Count how many lines of the material below have the word "want" and give only the number.
═════ PROVIDED RECORDS ═════
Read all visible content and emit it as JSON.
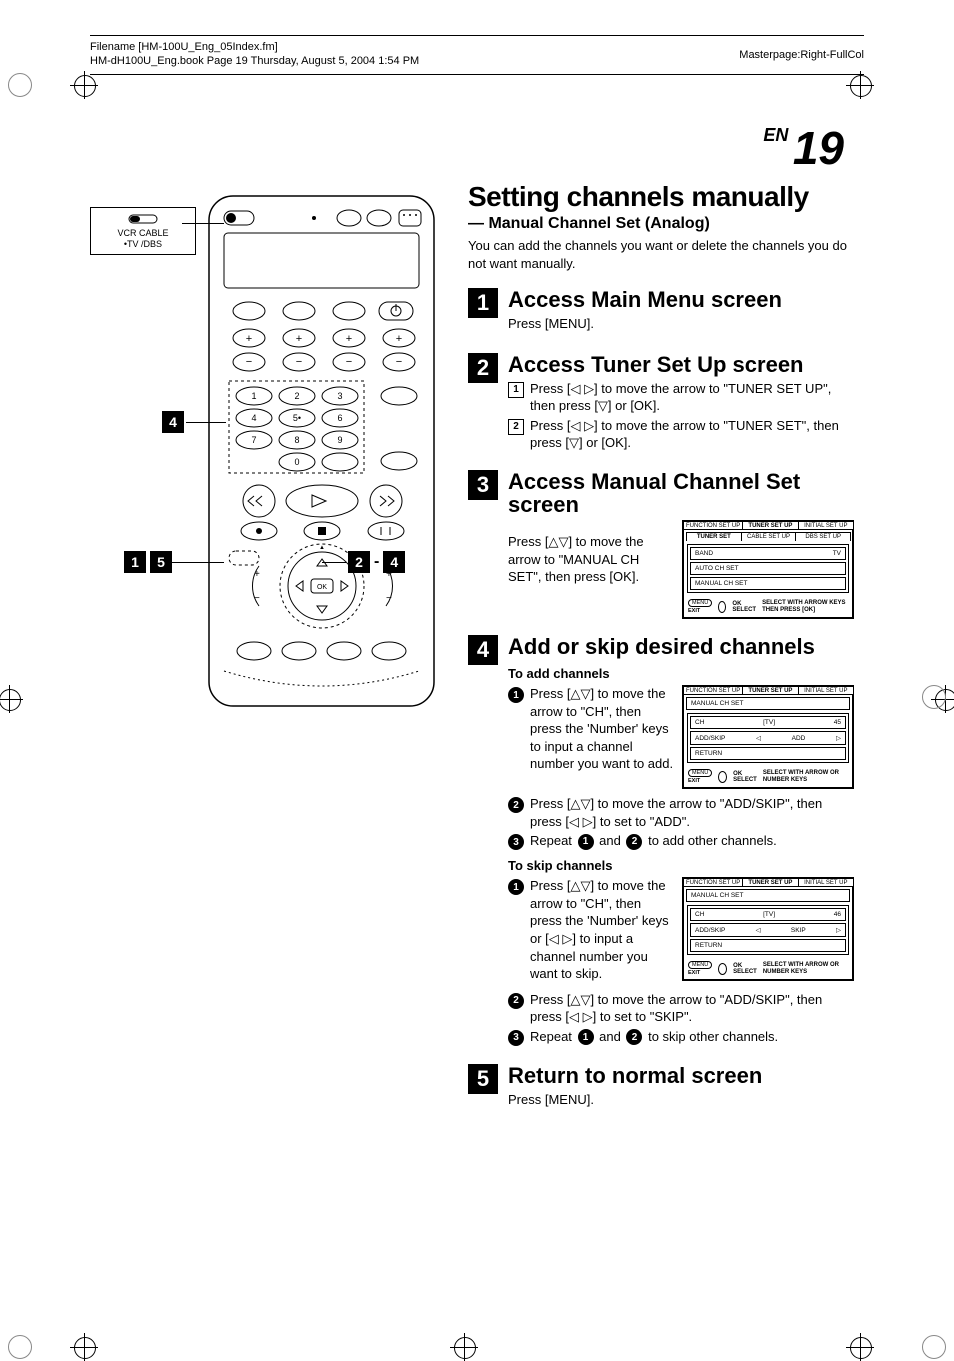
{
  "header": {
    "filename_label": "Filename [HM-100U_Eng_05Index.fm]",
    "bookinfo": "HM-dH100U_Eng.book  Page 19  Thursday, August 5, 2004  1:54 PM",
    "masterpage": "Masterpage:Right-FullCol"
  },
  "page": {
    "lang": "EN",
    "number": "19"
  },
  "remote": {
    "callout_top": "VCR   CABLE",
    "callout_bottom": "•TV   /DBS",
    "step4_badge": "4",
    "step15_a": "1",
    "step15_b": "5",
    "step24_a": "2",
    "step24_b": "4",
    "step24_dash": "-"
  },
  "section": {
    "title": "Setting channels manually",
    "subtitle": "— Manual Channel Set (Analog)",
    "intro": "You can add the channels you want or delete the channels you do not want manually."
  },
  "steps": {
    "s1": {
      "n": "1",
      "h": "Access Main Menu screen",
      "p": "Press [MENU]."
    },
    "s2": {
      "n": "2",
      "h": "Access Tuner Set Up screen",
      "sub1_n": "1",
      "sub1": "Press [◁ ▷] to move the arrow to \"TUNER SET UP\", then press [▽] or [OK].",
      "sub2_n": "2",
      "sub2": "Press [◁ ▷] to move the arrow to \"TUNER SET\", then press [▽] or [OK]."
    },
    "s3": {
      "n": "3",
      "h": "Access Manual Channel Set screen",
      "p": "Press [△▽] to move the arrow to \"MANUAL CH SET\", then press [OK]."
    },
    "s4": {
      "n": "4",
      "h": "Add or skip desired channels",
      "add_label": "To add channels",
      "add1_n": "1",
      "add1": "Press [△▽] to move the arrow to \"CH\", then press the 'Number' keys to input a channel number you want to add.",
      "add2_n": "2",
      "add2": "Press [△▽] to move the arrow to \"ADD/SKIP\", then press [◁ ▷] to set to \"ADD\".",
      "add3_n": "3",
      "add3_a": "Repeat ",
      "add3_b": " and ",
      "add3_c": " to add other channels.",
      "skip_label": "To skip channels",
      "skip1_n": "1",
      "skip1": "Press [△▽] to move the arrow to \"CH\", then press the 'Number' keys or [◁ ▷] to input a channel number you want to skip.",
      "skip2_n": "2",
      "skip2": "Press [△▽] to move the arrow to \"ADD/SKIP\", then press [◁ ▷] to set to \"SKIP\".",
      "skip3_n": "3",
      "skip3_a": "Repeat ",
      "skip3_b": " and ",
      "skip3_c": " to skip other channels."
    },
    "s5": {
      "n": "5",
      "h": "Return to normal screen",
      "p": "Press [MENU]."
    }
  },
  "osd1": {
    "tabs": [
      "FUNCTION SET UP",
      "TUNER SET UP",
      "INITIAL SET UP"
    ],
    "tabs2": [
      "TUNER SET",
      "CABLE SET UP",
      "DBS SET UP"
    ],
    "rows": [
      {
        "l": "BAND",
        "r": "TV"
      },
      {
        "l": "AUTO CH SET",
        "r": ""
      },
      {
        "l": "MANUAL CH SET",
        "r": ""
      }
    ],
    "footer_menu": "MENU",
    "footer_exit": "EXIT",
    "footer_ok": "OK",
    "footer_select": "SELECT",
    "footer_instr": "SELECT WITH ARROW KEYS THEN PRESS [OK]"
  },
  "osd2": {
    "tabs": [
      "FUNCTION SET UP",
      "TUNER SET UP",
      "INITIAL SET UP"
    ],
    "crumb": "MANUAL CH SET",
    "rows": [
      {
        "l": "CH",
        "m": "[TV]",
        "r": "45"
      },
      {
        "l": "ADD/SKIP",
        "m": "◁",
        "r": "ADD",
        "r2": "▷"
      },
      {
        "l": "RETURN"
      }
    ],
    "footer_menu": "MENU",
    "footer_exit": "EXIT",
    "footer_ok": "OK",
    "footer_select": "SELECT",
    "footer_instr": "SELECT WITH ARROW OR NUMBER KEYS"
  },
  "osd3": {
    "tabs": [
      "FUNCTION SET UP",
      "TUNER SET UP",
      "INITIAL SET UP"
    ],
    "crumb": "MANUAL CH SET",
    "rows": [
      {
        "l": "CH",
        "m": "[TV]",
        "r": "46"
      },
      {
        "l": "ADD/SKIP",
        "m": "◁",
        "r": "SKIP",
        "r2": "▷"
      },
      {
        "l": "RETURN"
      }
    ],
    "footer_menu": "MENU",
    "footer_exit": "EXIT",
    "footer_ok": "OK",
    "footer_select": "SELECT",
    "footer_instr": "SELECT WITH ARROW OR NUMBER KEYS"
  }
}
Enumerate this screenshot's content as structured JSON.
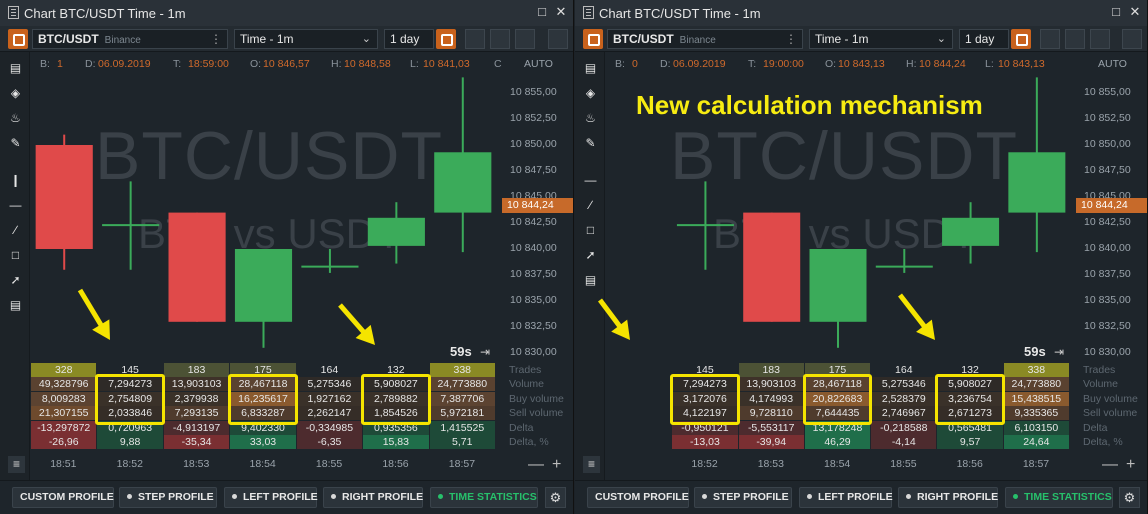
{
  "colors": {
    "up": "#3bab5a",
    "down": "#e04a4a",
    "accent": "#c9621c",
    "highlight": "#f5e400",
    "active_green": "#27c06b"
  },
  "panels": [
    {
      "window_title": "Chart BTC/USDT Time - 1m",
      "symbol": "BTC/USDT",
      "exchange": "Binance",
      "timeframe": "Time - 1m",
      "period": "1 day",
      "info": {
        "b_label": "B:",
        "b": "1",
        "d_label": "D:",
        "d": "06.09.2019",
        "t_label": "T:",
        "t": "18:59:00",
        "o_label": "O:",
        "o": "10 846,57",
        "h_label": "H:",
        "h": "10 848,58",
        "l_label": "L:",
        "l": "10 841,03",
        "c_label": "C"
      },
      "auto_label": "AUTO",
      "watermark_main": "BTC/USDT",
      "watermark_sub": "BTC vs USDT",
      "announcement": "",
      "price_ticks": [
        "10 855,00",
        "10 852,50",
        "10 850,00",
        "10 847,50",
        "10 845,00",
        "10 842,50",
        "10 840,00",
        "10 837,50",
        "10 835,00",
        "10 832,50",
        "10 830,00"
      ],
      "current_price": "10 844,24",
      "timer": "59s",
      "row_labels": [
        "Trades",
        "Volume",
        "Buy volume",
        "Sell volume",
        "Delta",
        "Delta, %"
      ],
      "columns": [
        {
          "time": "18:51",
          "trades": "328",
          "volume": "49,328796",
          "buy": "8,009283",
          "sell": "21,307155",
          "delta": "-13,297872",
          "delta_pct": "-26,96",
          "open": 10850.0,
          "high": 10851.0,
          "low": 10838.0,
          "close": 10840.0
        },
        {
          "time": "18:52",
          "trades": "145",
          "volume": "7,294273",
          "buy": "2,754809",
          "sell": "2,033846",
          "delta": "0,720963",
          "delta_pct": "9,88",
          "open": 10842.3,
          "high": 10846.5,
          "low": 10838.0,
          "close": 10842.3
        },
        {
          "time": "18:53",
          "trades": "183",
          "volume": "13,903103",
          "buy": "2,379938",
          "sell": "7,293135",
          "delta": "-4,913197",
          "delta_pct": "-35,34",
          "open": 10843.5,
          "high": 10843.5,
          "low": 10833.0,
          "close": 10833.0
        },
        {
          "time": "18:54",
          "trades": "175",
          "volume": "28,467118",
          "buy": "16,235617",
          "sell": "6,833287",
          "delta": "9,402330",
          "delta_pct": "33,03",
          "open": 10833.0,
          "high": 10840.0,
          "low": 10830.5,
          "close": 10840.0
        },
        {
          "time": "18:55",
          "trades": "164",
          "volume": "5,275346",
          "buy": "1,927162",
          "sell": "2,262147",
          "delta": "-0,334985",
          "delta_pct": "-6,35",
          "open": 10838.3,
          "high": 10840.0,
          "low": 10837.7,
          "close": 10838.3
        },
        {
          "time": "18:56",
          "trades": "132",
          "volume": "5,908027",
          "buy": "2,789882",
          "sell": "1,854526",
          "delta": "0,935356",
          "delta_pct": "15,83",
          "open": 10840.3,
          "high": 10844.5,
          "low": 10838.6,
          "close": 10843.0
        },
        {
          "time": "18:57",
          "trades": "338",
          "volume": "24,773880",
          "buy": "7,387706",
          "sell": "5,972181",
          "delta": "1,415525",
          "delta_pct": "5,71",
          "open": 10843.5,
          "high": 10856.5,
          "low": 10839.7,
          "close": 10849.3
        }
      ],
      "highlight_cols": [
        1,
        3,
        5
      ]
    },
    {
      "window_title": "Chart BTC/USDT Time - 1m",
      "symbol": "BTC/USDT",
      "exchange": "Binance",
      "timeframe": "Time - 1m",
      "period": "1 day",
      "info": {
        "b_label": "B:",
        "b": "0",
        "d_label": "D:",
        "d": "06.09.2019",
        "t_label": "T:",
        "t": "19:00:00",
        "o_label": "O:",
        "o": "10 843,13",
        "h_label": "H:",
        "h": "10 844,24",
        "l_label": "L:",
        "l": "10 843,13",
        "c_label": ""
      },
      "auto_label": "AUTO",
      "watermark_main": "BTC/USDT",
      "watermark_sub": "BTC vs USDT",
      "announcement": "New calculation mechanism",
      "price_ticks": [
        "10 855,00",
        "10 852,50",
        "10 850,00",
        "10 847,50",
        "10 845,00",
        "10 842,50",
        "10 840,00",
        "10 837,50",
        "10 835,00",
        "10 832,50",
        "10 830,00"
      ],
      "current_price": "10 844,24",
      "timer": "59s",
      "row_labels": [
        "Trades",
        "Volume",
        "Buy volume",
        "Sell volume",
        "Delta",
        "Delta, %"
      ],
      "columns": [
        {
          "time": "18:52",
          "trades": "145",
          "volume": "7,294273",
          "buy": "3,172076",
          "sell": "4,122197",
          "delta": "-0,950121",
          "delta_pct": "-13,03",
          "open": 10842.3,
          "high": 10846.5,
          "low": 10838.0,
          "close": 10842.3
        },
        {
          "time": "18:53",
          "trades": "183",
          "volume": "13,903103",
          "buy": "4,174993",
          "sell": "9,728110",
          "delta": "-5,553117",
          "delta_pct": "-39,94",
          "open": 10843.5,
          "high": 10843.5,
          "low": 10833.0,
          "close": 10833.0
        },
        {
          "time": "18:54",
          "trades": "175",
          "volume": "28,467118",
          "buy": "20,822683",
          "sell": "7,644435",
          "delta": "13,178248",
          "delta_pct": "46,29",
          "open": 10833.0,
          "high": 10840.0,
          "low": 10830.5,
          "close": 10840.0
        },
        {
          "time": "18:55",
          "trades": "164",
          "volume": "5,275346",
          "buy": "2,528379",
          "sell": "2,746967",
          "delta": "-0,218588",
          "delta_pct": "-4,14",
          "open": 10838.3,
          "high": 10840.0,
          "low": 10837.7,
          "close": 10838.3
        },
        {
          "time": "18:56",
          "trades": "132",
          "volume": "5,908027",
          "buy": "3,236754",
          "sell": "2,671273",
          "delta": "0,565481",
          "delta_pct": "9,57",
          "open": 10840.3,
          "high": 10844.5,
          "low": 10838.6,
          "close": 10843.0
        },
        {
          "time": "18:57",
          "trades": "338",
          "volume": "24,773880",
          "buy": "15,438515",
          "sell": "9,335365",
          "delta": "6,103150",
          "delta_pct": "24,64",
          "open": 10843.5,
          "high": 10856.5,
          "low": 10839.7,
          "close": 10849.3
        }
      ],
      "highlight_cols": [
        0,
        2,
        4
      ]
    }
  ],
  "profile_buttons": [
    "CUSTOM PROFILE",
    "STEP PROFILE",
    "LEFT PROFILE",
    "RIGHT PROFILE",
    "TIME STATISTICS"
  ],
  "icons": {
    "window": "window-icon",
    "maximize": "maximize-icon",
    "close": "close-icon",
    "settings": "gear-icon",
    "list": "list-icon",
    "arrow": "arrow-icon"
  }
}
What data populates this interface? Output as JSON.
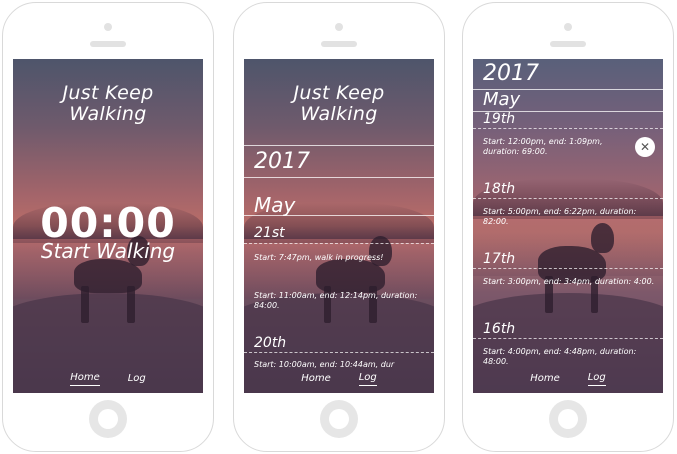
{
  "app": {
    "title_line1": "Just Keep",
    "title_line2": "Walking"
  },
  "nav": {
    "home": "Home",
    "log": "Log"
  },
  "home_screen": {
    "timer": "00:00",
    "start_label": "Start Walking"
  },
  "log_screen_a": {
    "year": "2017",
    "month": "May",
    "days": [
      {
        "day": "21st",
        "entries": [
          "Start: 7:47pm, walk in progress!",
          "Start: 11:00am, end: 12:14pm, duration: 84:00."
        ]
      },
      {
        "day": "20th",
        "entries": [
          "Start: 10:00am, end: 10:44am, dur"
        ]
      }
    ]
  },
  "log_screen_b": {
    "year": "2017",
    "month": "May",
    "close_icon": "close-icon",
    "days": [
      {
        "day": "19th",
        "entry": "Start: 12:00pm, end: 1:09pm, duration: 69:00."
      },
      {
        "day": "18th",
        "entry": "Start: 5:00pm, end: 6:22pm, duration: 82:00."
      },
      {
        "day": "17th",
        "entry": "Start: 3:00pm, end: 3:4pm, duration: 4:00."
      },
      {
        "day": "16th",
        "entry": "Start: 4:00pm, end: 4:48pm, duration: 48:00."
      }
    ]
  }
}
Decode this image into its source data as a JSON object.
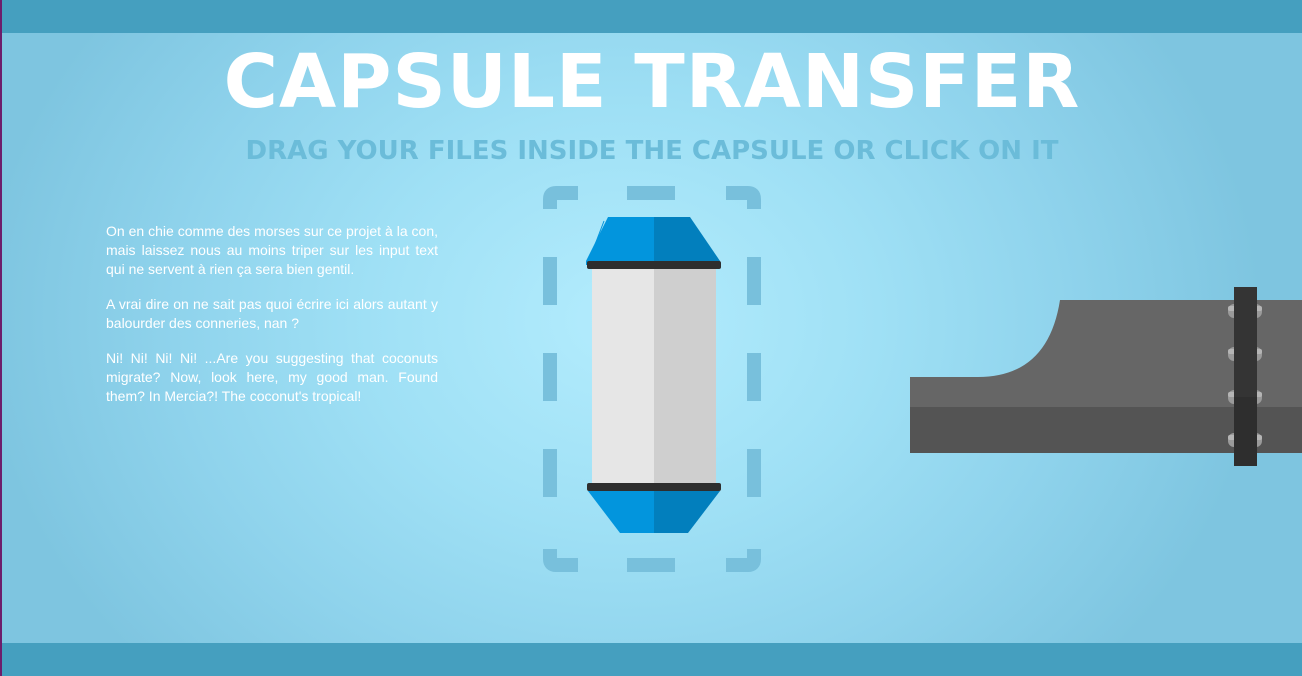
{
  "header": {
    "title": "CAPSULE TRANSFER",
    "subtitle": "DRAG YOUR FILES INSIDE THE CAPSULE OR CLICK ON IT"
  },
  "description": {
    "paragraphs": [
      "On en chie comme des morses sur ce projet à la con, mais laissez nous au moins triper sur les input text qui ne servent à rien ça sera bien gentil.",
      "A vrai dire on ne sait pas quoi écrire ici alors autant y balourder des conneries, nan ?",
      "Ni! Ni! Ni! Ni! ...Are you suggesting that coconuts migrate? Now, look here, my good man. Found them? In Mercia?! The coconut's tropical!"
    ]
  },
  "icons": {
    "capsule": "capsule-icon",
    "dropzone": "dashed-dropzone-frame",
    "pipe": "pneumatic-tube-pipe"
  },
  "colors": {
    "bar": "#459fbf",
    "subtitle": "#6bbcd9",
    "dash": "#78c0dc",
    "capsule_blue": "#0295dd",
    "capsule_blue_dark": "#027fbd",
    "capsule_body": "#e6e6e6",
    "capsule_body_shade": "#cfcfcf",
    "pipe": "#666666",
    "pipe_dark": "#545454",
    "flange": "#2e2e2e"
  }
}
═════
• RESPONSE:
3